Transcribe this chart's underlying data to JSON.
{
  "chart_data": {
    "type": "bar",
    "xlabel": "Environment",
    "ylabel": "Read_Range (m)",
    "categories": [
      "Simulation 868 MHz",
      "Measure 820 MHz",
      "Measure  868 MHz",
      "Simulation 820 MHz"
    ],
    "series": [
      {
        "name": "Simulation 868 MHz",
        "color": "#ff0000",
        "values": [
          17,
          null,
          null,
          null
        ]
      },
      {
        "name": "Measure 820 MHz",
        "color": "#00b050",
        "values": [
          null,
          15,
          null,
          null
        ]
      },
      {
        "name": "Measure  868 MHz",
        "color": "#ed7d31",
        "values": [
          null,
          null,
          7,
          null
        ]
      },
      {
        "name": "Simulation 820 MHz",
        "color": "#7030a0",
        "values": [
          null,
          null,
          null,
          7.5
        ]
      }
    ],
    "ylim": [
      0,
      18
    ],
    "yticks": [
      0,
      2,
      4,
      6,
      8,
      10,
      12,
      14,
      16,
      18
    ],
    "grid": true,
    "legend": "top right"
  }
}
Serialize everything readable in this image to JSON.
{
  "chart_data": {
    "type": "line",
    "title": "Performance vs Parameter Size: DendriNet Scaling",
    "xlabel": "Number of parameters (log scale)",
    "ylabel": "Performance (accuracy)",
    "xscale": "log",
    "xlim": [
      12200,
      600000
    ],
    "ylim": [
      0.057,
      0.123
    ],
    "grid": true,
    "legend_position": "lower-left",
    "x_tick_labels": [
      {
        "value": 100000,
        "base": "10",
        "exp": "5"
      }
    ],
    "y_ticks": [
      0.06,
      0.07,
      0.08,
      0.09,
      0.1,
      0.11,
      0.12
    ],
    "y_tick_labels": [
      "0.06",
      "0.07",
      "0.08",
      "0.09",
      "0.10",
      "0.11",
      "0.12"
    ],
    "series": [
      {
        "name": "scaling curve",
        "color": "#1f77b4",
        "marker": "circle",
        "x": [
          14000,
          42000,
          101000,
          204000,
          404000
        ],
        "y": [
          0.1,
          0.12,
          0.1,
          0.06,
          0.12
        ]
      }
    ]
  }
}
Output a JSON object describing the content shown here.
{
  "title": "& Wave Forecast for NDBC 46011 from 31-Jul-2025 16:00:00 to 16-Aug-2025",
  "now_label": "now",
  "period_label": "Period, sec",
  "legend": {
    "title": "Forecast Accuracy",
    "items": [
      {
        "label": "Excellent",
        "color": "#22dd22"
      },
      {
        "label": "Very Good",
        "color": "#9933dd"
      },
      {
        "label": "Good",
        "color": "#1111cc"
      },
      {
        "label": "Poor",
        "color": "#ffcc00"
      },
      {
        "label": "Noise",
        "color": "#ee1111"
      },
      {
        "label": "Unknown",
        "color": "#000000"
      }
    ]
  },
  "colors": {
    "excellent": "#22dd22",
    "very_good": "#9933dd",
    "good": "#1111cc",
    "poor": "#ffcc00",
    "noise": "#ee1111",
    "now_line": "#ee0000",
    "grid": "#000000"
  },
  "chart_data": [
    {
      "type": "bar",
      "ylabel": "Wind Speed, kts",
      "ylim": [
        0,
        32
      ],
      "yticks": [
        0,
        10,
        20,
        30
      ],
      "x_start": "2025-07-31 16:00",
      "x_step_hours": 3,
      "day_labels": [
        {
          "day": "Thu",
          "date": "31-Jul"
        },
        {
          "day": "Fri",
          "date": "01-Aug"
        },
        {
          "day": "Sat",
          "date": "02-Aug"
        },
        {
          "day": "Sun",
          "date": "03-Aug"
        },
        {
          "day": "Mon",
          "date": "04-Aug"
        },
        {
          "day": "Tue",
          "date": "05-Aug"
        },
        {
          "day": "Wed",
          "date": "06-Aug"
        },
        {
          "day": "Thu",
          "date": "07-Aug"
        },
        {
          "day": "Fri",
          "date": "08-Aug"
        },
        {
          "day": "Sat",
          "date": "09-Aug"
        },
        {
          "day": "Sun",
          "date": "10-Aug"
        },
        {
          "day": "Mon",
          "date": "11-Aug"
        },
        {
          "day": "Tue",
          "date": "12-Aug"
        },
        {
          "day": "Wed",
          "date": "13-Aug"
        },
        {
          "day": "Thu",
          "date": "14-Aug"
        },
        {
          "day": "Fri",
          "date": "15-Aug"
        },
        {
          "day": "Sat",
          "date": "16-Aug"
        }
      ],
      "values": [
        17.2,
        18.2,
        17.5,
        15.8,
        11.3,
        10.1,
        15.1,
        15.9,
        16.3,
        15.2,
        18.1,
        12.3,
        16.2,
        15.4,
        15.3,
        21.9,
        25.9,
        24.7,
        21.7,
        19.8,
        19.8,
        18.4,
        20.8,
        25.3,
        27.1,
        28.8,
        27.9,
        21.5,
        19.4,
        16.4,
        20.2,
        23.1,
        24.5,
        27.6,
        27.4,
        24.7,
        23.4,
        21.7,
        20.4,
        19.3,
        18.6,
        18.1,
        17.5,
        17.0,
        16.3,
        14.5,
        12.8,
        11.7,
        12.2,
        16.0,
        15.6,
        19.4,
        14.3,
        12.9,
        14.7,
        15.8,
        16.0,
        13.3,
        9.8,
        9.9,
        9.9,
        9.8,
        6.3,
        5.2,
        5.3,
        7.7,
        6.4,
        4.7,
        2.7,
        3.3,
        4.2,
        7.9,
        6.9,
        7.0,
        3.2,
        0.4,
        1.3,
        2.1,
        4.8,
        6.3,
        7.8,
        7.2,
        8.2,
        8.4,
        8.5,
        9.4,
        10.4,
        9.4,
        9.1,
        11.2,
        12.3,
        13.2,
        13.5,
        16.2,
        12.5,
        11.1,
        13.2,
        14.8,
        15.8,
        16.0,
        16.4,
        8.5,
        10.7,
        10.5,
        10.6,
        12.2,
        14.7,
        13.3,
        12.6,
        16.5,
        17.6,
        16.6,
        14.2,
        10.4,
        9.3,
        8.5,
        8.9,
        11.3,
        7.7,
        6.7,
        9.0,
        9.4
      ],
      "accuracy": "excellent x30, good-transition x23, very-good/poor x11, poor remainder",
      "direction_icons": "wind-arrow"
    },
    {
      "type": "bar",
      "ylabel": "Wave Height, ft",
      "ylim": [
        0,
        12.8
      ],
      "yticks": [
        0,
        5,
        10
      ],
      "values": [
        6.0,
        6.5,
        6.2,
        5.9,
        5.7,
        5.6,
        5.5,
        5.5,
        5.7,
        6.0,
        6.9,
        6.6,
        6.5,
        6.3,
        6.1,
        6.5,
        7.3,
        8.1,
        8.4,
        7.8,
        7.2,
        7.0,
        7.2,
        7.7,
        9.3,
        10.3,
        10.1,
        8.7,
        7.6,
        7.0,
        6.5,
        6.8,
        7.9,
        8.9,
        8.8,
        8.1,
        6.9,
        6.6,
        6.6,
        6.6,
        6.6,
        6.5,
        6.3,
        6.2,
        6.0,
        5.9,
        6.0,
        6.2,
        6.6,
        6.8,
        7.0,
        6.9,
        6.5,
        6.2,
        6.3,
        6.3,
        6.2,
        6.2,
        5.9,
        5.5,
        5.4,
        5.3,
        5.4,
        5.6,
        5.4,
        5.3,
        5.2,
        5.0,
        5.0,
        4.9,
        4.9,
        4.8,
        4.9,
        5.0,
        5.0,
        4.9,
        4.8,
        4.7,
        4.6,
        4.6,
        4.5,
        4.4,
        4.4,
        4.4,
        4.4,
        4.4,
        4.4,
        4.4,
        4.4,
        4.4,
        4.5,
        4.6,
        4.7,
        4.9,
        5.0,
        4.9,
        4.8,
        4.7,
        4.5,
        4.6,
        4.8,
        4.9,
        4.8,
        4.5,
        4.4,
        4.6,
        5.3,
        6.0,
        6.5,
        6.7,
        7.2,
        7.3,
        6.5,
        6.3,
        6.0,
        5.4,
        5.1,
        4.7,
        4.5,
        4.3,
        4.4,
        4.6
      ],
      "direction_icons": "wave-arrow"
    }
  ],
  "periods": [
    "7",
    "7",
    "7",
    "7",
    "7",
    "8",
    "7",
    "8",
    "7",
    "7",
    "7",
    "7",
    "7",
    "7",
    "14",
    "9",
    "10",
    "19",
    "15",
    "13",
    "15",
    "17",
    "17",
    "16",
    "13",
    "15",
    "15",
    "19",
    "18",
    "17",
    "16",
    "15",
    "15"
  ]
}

• • • • • • •

Locate the word "ylabel" in the records and collect each line it appears in.

    "ylabel": "Read_Range (m)",
    "ylabel": "Performance (accuracy)",
      "ylabel": "Wind Speed, kts",
      "ylabel": "Wave Height, ft",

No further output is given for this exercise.